Problem to solve: Write out the lines as a Markdown table with columns "Row" and "Line", skipping blank lines. Begin at the line containing "timestamp[interactable]: 1 sa" and stop after the line containing "Localize all elements.".

————————

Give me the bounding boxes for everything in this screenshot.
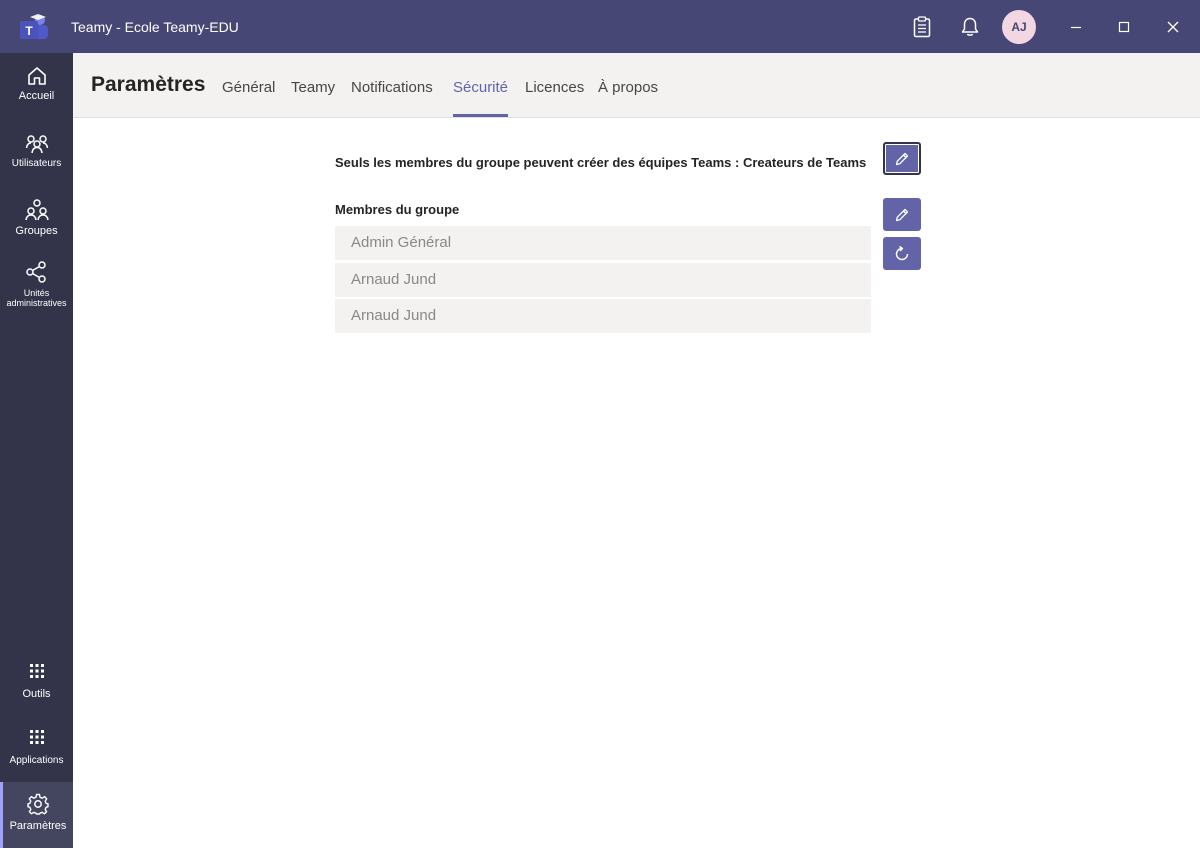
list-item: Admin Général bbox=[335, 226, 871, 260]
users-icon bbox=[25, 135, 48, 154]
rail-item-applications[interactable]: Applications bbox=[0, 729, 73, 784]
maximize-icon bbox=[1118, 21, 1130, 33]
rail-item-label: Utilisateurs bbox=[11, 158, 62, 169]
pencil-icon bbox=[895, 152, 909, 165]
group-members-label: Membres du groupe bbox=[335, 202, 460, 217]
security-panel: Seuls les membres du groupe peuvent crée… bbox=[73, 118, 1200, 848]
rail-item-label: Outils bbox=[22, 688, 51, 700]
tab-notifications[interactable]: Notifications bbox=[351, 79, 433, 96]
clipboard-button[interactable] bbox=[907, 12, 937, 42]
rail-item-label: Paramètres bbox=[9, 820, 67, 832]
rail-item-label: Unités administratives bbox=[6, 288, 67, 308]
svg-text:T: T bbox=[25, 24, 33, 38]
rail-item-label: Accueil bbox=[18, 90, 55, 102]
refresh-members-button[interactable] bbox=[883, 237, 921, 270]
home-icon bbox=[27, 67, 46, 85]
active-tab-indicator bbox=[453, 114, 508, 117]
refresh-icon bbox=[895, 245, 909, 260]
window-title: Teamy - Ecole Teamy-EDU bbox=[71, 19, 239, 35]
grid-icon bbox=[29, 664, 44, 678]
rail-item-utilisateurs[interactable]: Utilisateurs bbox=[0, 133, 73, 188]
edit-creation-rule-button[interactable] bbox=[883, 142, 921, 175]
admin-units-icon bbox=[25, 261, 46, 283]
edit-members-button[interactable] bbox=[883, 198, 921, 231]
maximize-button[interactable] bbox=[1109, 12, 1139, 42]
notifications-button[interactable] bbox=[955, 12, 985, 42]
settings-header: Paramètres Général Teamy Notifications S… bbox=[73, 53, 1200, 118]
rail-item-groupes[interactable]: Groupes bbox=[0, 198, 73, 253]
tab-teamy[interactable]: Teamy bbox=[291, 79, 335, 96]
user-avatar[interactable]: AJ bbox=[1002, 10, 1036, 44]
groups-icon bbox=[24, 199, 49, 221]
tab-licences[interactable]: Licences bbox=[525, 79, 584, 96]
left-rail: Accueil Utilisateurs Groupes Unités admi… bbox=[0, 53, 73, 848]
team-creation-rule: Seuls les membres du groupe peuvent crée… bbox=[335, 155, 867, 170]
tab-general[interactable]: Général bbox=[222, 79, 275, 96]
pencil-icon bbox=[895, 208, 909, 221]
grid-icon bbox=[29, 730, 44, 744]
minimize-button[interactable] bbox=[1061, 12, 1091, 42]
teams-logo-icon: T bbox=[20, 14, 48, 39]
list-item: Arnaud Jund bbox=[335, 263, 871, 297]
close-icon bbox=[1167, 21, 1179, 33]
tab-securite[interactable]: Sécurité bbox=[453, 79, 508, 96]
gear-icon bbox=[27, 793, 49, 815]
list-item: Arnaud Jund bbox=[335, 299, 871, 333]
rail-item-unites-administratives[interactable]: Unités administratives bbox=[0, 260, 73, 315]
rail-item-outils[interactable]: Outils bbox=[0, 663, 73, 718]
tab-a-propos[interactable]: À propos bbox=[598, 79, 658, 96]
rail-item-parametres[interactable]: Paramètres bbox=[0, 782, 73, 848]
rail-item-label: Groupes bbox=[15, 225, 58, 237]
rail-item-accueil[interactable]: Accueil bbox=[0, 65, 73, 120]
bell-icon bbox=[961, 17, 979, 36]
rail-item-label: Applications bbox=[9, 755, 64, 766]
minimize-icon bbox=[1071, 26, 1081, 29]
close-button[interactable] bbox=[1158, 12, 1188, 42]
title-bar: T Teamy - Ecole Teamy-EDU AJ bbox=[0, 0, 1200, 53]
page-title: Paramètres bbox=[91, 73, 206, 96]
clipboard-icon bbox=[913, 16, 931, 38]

————————

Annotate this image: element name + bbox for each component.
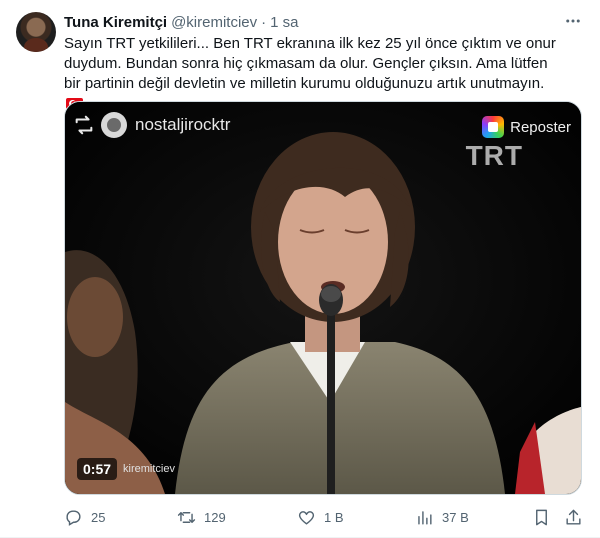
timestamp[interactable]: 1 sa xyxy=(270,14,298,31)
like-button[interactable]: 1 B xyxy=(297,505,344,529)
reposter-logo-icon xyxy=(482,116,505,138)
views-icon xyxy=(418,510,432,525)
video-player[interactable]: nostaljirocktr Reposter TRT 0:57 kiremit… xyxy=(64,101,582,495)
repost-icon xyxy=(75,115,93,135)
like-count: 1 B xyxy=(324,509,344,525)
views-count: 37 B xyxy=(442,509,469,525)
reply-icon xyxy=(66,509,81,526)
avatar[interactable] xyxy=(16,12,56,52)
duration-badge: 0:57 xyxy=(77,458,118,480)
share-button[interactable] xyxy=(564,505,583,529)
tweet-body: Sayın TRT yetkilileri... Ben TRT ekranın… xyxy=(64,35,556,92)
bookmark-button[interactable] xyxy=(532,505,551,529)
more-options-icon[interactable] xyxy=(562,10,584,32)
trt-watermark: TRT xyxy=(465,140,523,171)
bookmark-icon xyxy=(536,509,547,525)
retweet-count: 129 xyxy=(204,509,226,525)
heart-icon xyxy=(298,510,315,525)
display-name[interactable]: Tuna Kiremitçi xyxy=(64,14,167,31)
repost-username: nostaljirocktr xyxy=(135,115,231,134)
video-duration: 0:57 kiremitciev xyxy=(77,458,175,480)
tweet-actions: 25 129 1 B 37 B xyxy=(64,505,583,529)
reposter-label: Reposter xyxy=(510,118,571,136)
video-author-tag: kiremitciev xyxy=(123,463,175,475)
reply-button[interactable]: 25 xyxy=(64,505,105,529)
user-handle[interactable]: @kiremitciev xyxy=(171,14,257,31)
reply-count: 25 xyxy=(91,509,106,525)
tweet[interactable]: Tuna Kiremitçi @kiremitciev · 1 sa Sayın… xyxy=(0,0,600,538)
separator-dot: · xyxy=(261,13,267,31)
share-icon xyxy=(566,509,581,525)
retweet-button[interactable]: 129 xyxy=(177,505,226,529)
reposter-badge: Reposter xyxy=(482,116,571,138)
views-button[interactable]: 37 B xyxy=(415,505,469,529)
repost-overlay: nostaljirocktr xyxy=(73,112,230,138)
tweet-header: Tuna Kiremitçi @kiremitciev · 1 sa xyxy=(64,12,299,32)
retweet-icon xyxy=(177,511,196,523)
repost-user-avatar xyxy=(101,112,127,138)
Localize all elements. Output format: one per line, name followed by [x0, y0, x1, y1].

————————

Written solution:
| Row | Line |
|---|---|
| 1 | timestamp[interactable]: 1 sa xyxy=(270,14,298,31) |
| 2 | like-button[interactable]: 1 B xyxy=(297,505,344,529) |
| 3 | reposter-logo-icon xyxy=(482,116,505,138) |
| 4 | views-icon xyxy=(418,510,432,525) |
| 5 | video-player[interactable]: nostaljirocktr Reposter TRT 0:57 kiremit… xyxy=(64,101,582,495) |
| 6 | repost-icon xyxy=(75,115,93,135) |
| 7 | like-count: 1 B xyxy=(324,509,344,525) |
| 8 | views-count: 37 B xyxy=(442,509,469,525) |
| 9 | reply-icon xyxy=(66,509,81,526) |
| 10 | avatar[interactable] xyxy=(16,12,56,52) |
| 11 | duration-badge: 0:57 xyxy=(77,458,118,480) |
| 12 | share-button[interactable] xyxy=(564,505,583,529) |
| 13 | tweet-body: Sayın TRT yetkilileri... Ben TRT ekranın… xyxy=(64,35,556,92) |
| 14 | bookmark-button[interactable] xyxy=(532,505,551,529) |
| 15 | more-options-icon[interactable] xyxy=(562,10,584,32) |
| 16 | trt-watermark: TRT xyxy=(465,140,523,171) |
| 17 | bookmark-icon xyxy=(536,509,547,525) |
| 18 | retweet-count: 129 xyxy=(204,509,226,525) |
| 19 | heart-icon xyxy=(298,510,315,525) |
| 20 | display-name[interactable]: Tuna Kiremitçi xyxy=(64,14,167,31) |
| 21 | repost-username: nostaljirocktr xyxy=(135,115,231,134) |
| 22 | video-duration: 0:57 kiremitciev xyxy=(77,458,175,480) |
| 23 | tweet-actions: 25 129 1 B 37 B xyxy=(64,505,583,529) |
| 24 | reposter-label: Reposter xyxy=(510,118,571,136) |
| 25 | video-author-tag: kiremitciev xyxy=(123,463,175,475) |
| 26 | reply-button[interactable]: 25 xyxy=(64,505,105,529) |
| 27 | user-handle[interactable]: @kiremitciev xyxy=(171,14,257,31) |
| 28 | reply-count: 25 xyxy=(91,509,106,525) |
| 29 | tweet[interactable]: Tuna Kiremitçi @kiremitciev · 1 sa Sayın… xyxy=(0,0,600,538) |
| 30 | separator-dot: · xyxy=(261,13,267,31) |
| 31 | share-icon xyxy=(566,509,581,525) |
| 32 | retweet-button[interactable]: 129 xyxy=(177,505,226,529) |
| 33 | reposter-badge: Reposter xyxy=(482,116,571,138) |
| 34 | views-button[interactable]: 37 B xyxy=(415,505,469,529) |
| 35 | repost-overlay: nostaljirocktr xyxy=(73,112,230,138) |
| 36 | tweet-header: Tuna Kiremitçi @kiremitciev · 1 sa xyxy=(64,12,299,32) |
| 37 | retweet-icon xyxy=(177,511,196,523) |
| 38 | repost-user-avatar xyxy=(101,112,127,138) |
| 39 | Localize all elements. Output format: one per line, name followed by [x0, y0, x1, y1]. |